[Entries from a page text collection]
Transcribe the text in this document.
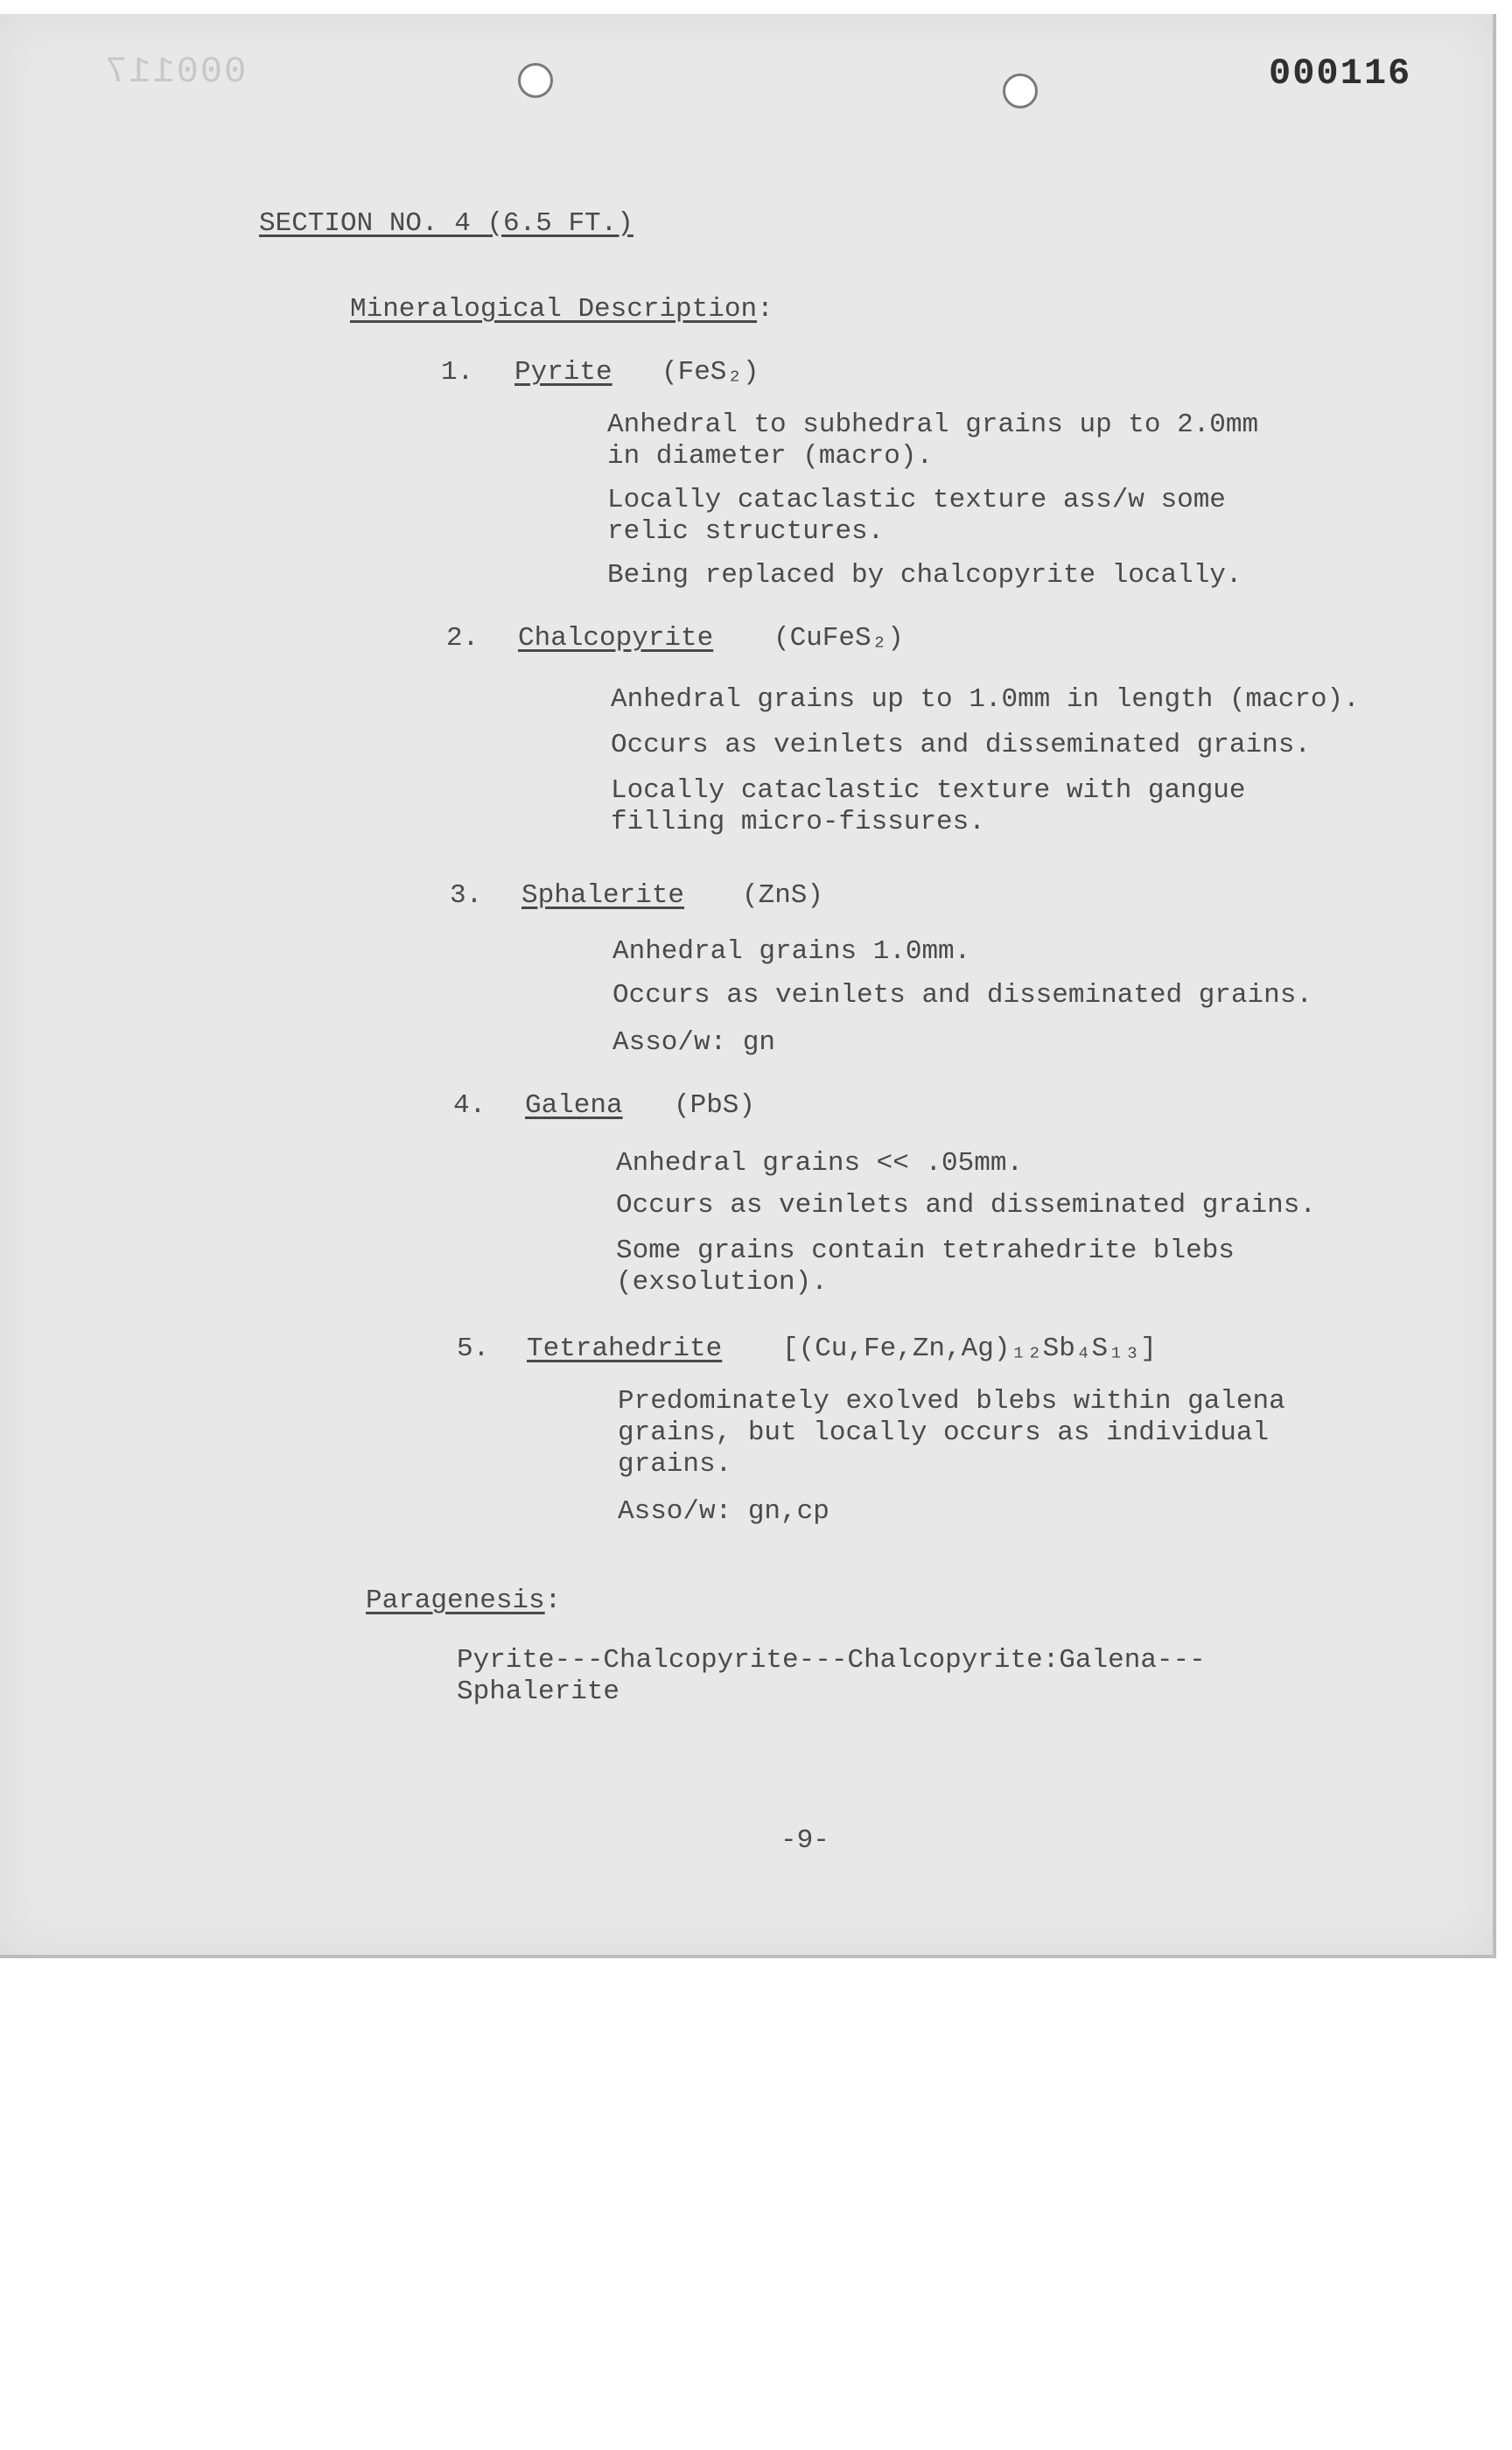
000117	000116
SECTION NO. 4 (6.5 FT.)
Mineralogical Description:
1. Pyrite (FeS₂)
Anhedral to subhedral grains up to 2.0mm
in diameter (macro).
Locally cataclastic texture ass/w some
relic structures.
Being replaced by chalcopyrite locally.
2. Chalcopyrite (CuFeS₂)
Anhedral grains up to 1.0mm in length (macro).
Occurs as veinlets and disseminated grains.
Locally cataclastic texture with gangue
filling micro-fissures.
3. Sphalerite (ZnS)
Anhedral grains 1.0mm.
Occurs as veinlets and disseminated grains.
Asso/w: gn
4. Galena (PbS)
Anhedral grains << .05mm.
Occurs as veinlets and disseminated grains.
Some grains contain tetrahedrite blebs
(exsolution).
5. Tetrahedrite [(Cu,Fe,Zn,Ag)₁₂Sb₄S₁₃]
Predominately exolved blebs within galena
grains, but locally occurs as individual
grains.
Asso/w: gn,cp
Paragenesis:
Pyrite---Chalcopyrite---Chalcopyrite:Galena---
Sphalerite
-9-
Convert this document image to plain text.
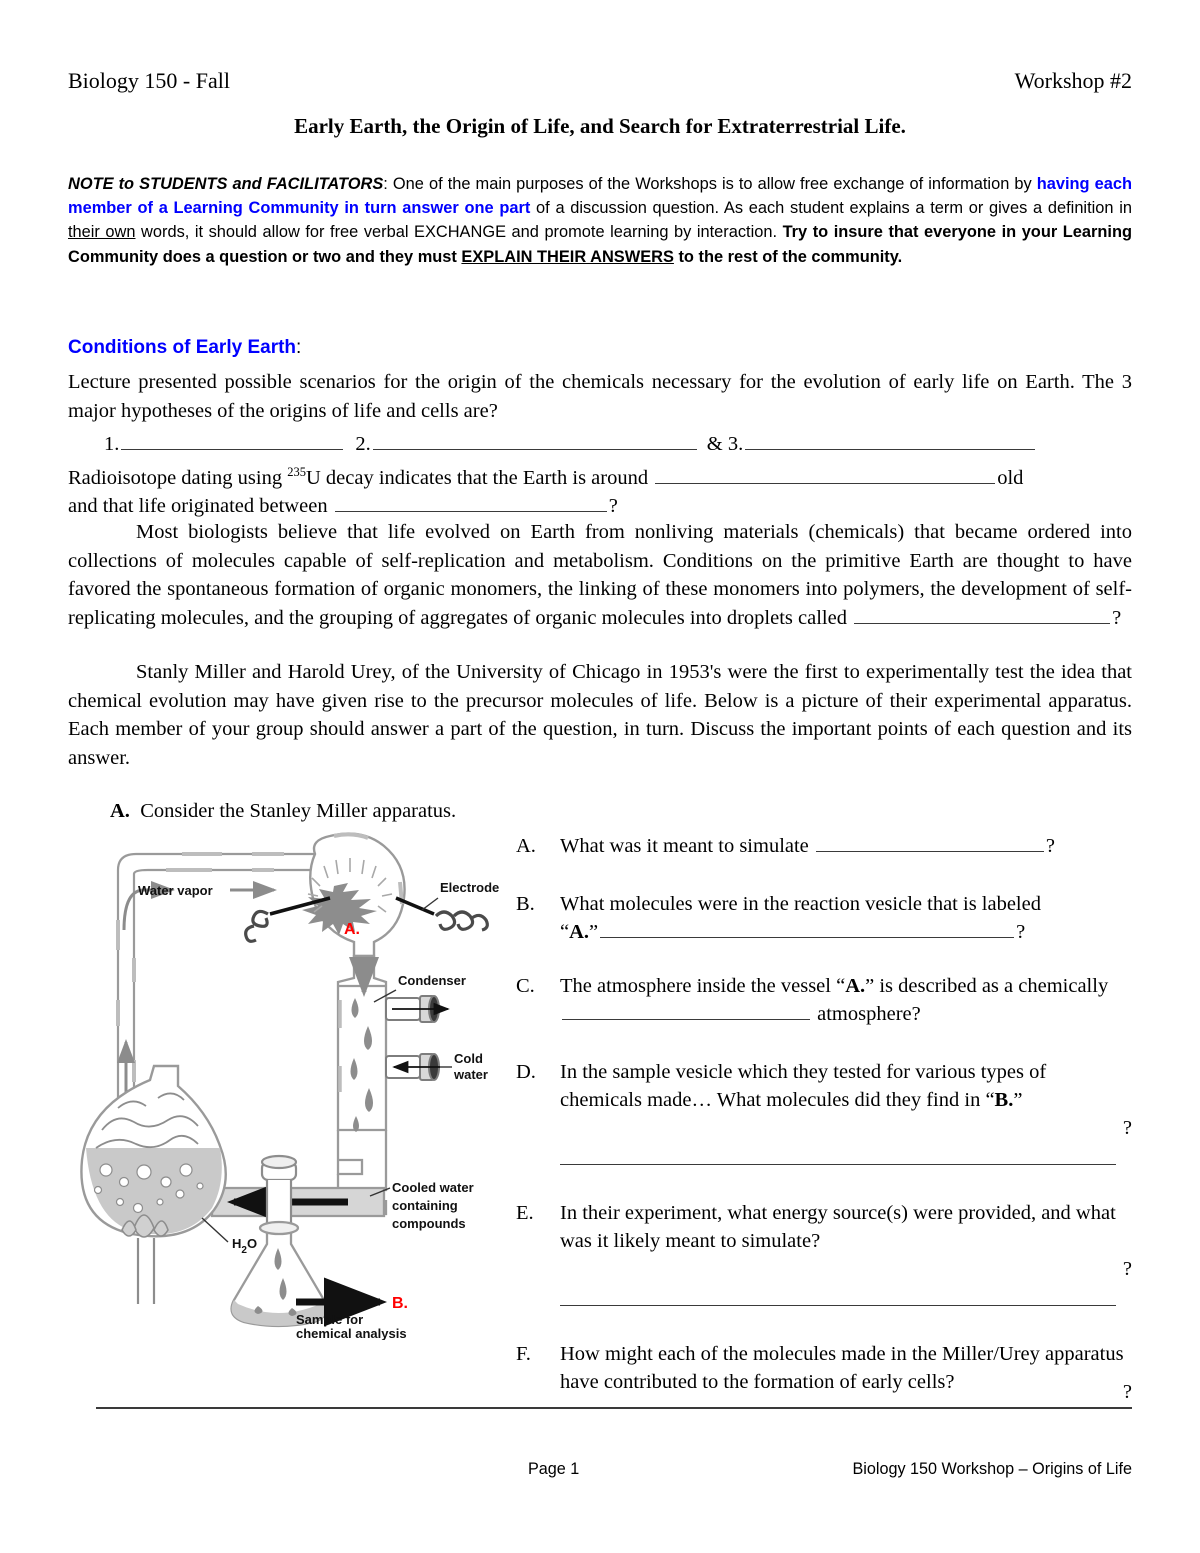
Biology 150 - Fall	Workshop #2
Early Earth, the Origin of Life, and Search for Extraterrestrial Life.
NOTE to STUDENTS and FACILITATORS: One of the main purposes of the Workshops is to allow free exchange of information by having each member of a Learning Community in turn answer one part of a discussion question. As each student explains a term or gives a definition in their own words, it should allow for free verbal EXCHANGE and promote learning by interaction. Try to insure that everyone in your Learning Community does a question or two and they must EXPLAIN THEIR ANSWERS to the rest of the community.
Conditions of Early Earth:
Lecture presented possible scenarios for the origin of the chemicals necessary for the evolution of early life on Earth. The 3 major hypotheses of the origins of life and cells are?
1.	2.	& 3.
Radioisotope dating using $^{235}$U decay indicates that the Earth is around	old
and that life originated between	?
Most biologists believe that life evolved on Earth from nonliving materials (chemicals) that became ordered into collections of molecules capable of self-replication and metabolism. Conditions on the primitive Earth are thought to have favored the spontaneous formation of organic monomers, the linking of these monomers into polymers, the development of self-replicating molecules, and the grouping of aggregates of organic molecules into droplets called	?
Stanly Miller and Harold Urey, of the University of Chicago in 1953's were the first to experimentally test the idea that chemical evolution may have given rise to the precursor molecules of life. Below is a picture of their experimental apparatus. Each member of your group should answer a part of the question, in turn. Discuss the important points of each question and its answer.
A. Consider the Stanley Miller apparatus.
Water vapor
A.
Electrode
Condenser
Cold
water
Cooled water
containing
compounds
$H_2O$
Sample for
chemical analysis
B.
A.	What was it meant to simulate	?
B.	What molecules were in the reaction vesicle that is labeled
“A.”	?
C.	The atmosphere inside the vessel “A.” is described as a chemically  atmosphere?
D.	In the sample vesicle which they tested for various types of chemicals made… What molecules did they find in “B.”
?
E.	In their experiment, what energy source(s) were provided, and what was it likely meant to simulate?
?
F.	How might each of the molecules made in the Miller/Urey apparatus have contributed to the formation of early cells?	?
Page 1	Biology 150 Workshop – Origins of Life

__ABOUT THIS EXERCISE__. Repeat the lines above precisely and skip every picture.

__ANSWER TO THIS TASK__.
Transcribe the text in this document.
000117	000116
SECTION NO. 4 (6.5 FT.)
Mineralogical Description:
1. Pyrite (FeS₂)
Anhedral to subhedral grains up to 2.0mm
in diameter (macro).
Locally cataclastic texture ass/w some
relic structures.
Being replaced by chalcopyrite locally.
2. Chalcopyrite (CuFeS₂)
Anhedral grains up to 1.0mm in length (macro).
Occurs as veinlets and disseminated grains.
Locally cataclastic texture with gangue
filling micro-fissures.
3. Sphalerite (ZnS)
Anhedral grains 1.0mm.
Occurs as veinlets and disseminated grains.
Asso/w: gn
4. Galena (PbS)
Anhedral grains << .05mm.
Occurs as veinlets and disseminated grains.
Some grains contain tetrahedrite blebs
(exsolution).
5. Tetrahedrite [(Cu,Fe,Zn,Ag)₁₂Sb₄S₁₃]
Predominately exolved blebs within galena
grains, but locally occurs as individual
grains.
Asso/w: gn,cp
Paragenesis:
Pyrite---Chalcopyrite---Chalcopyrite:Galena---
Sphalerite
-9-
Convert this document image to plain text.
Biology 150 - Fall	Workshop #2
Early Earth, the Origin of Life, and Search for Extraterrestrial Life.
NOTE to STUDENTS and FACILITATORS: One of the main purposes of the Workshops is to allow free exchange of information by having each member of a Learning Community in turn answer one part of a discussion question. As each student explains a term or gives a definition in their own words, it should allow for free verbal EXCHANGE and promote learning by interaction. Try to insure that everyone in your Learning Community does a question or two and they must EXPLAIN THEIR ANSWERS to the rest of the community.
Conditions of Early Earth:
Lecture presented possible scenarios for the origin of the chemicals necessary for the evolution of early life on Earth. The 3 major hypotheses of the origins of life and cells are?
1.	2.	& 3.
Radioisotope dating using $^{235}$U decay indicates that the Earth is around	old
and that life originated between	?
Most biologists believe that life evolved on Earth from nonliving materials (chemicals) that became ordered into collections of molecules capable of self-replication and metabolism. Conditions on the primitive Earth are thought to have favored the spontaneous formation of organic monomers, the linking of these monomers into polymers, the development of self-replicating molecules, and the grouping of aggregates of organic molecules into droplets called	?
Stanly Miller and Harold Urey, of the University of Chicago in 1953's were the first to experimentally test the idea that chemical evolution may have given rise to the precursor molecules of life. Below is a picture of their experimental apparatus. Each member of your group should answer a part of the question, in turn. Discuss the important points of each question and its answer.
A. Consider the Stanley Miller apparatus.
Water vapor
A.
Electrode
Condenser
Cold
water
Cooled water
containing
compounds
$H_2O$
Sample for
chemical analysis
B.
A.	What was it meant to simulate	?
B.	What molecules were in the reaction vesicle that is labeled
“A.”	?
C.	The atmosphere inside the vessel “A.” is described as a chemically  atmosphere?
D.	In the sample vesicle which they tested for various types of chemicals made… What molecules did they find in “B.”
?
E.	In their experiment, what energy source(s) were provided, and what was it likely meant to simulate?
?
F.	How might each of the molecules made in the Miller/Urey apparatus have contributed to the formation of early cells?	?
Page 1	Biology 150 Workshop – Origins of Life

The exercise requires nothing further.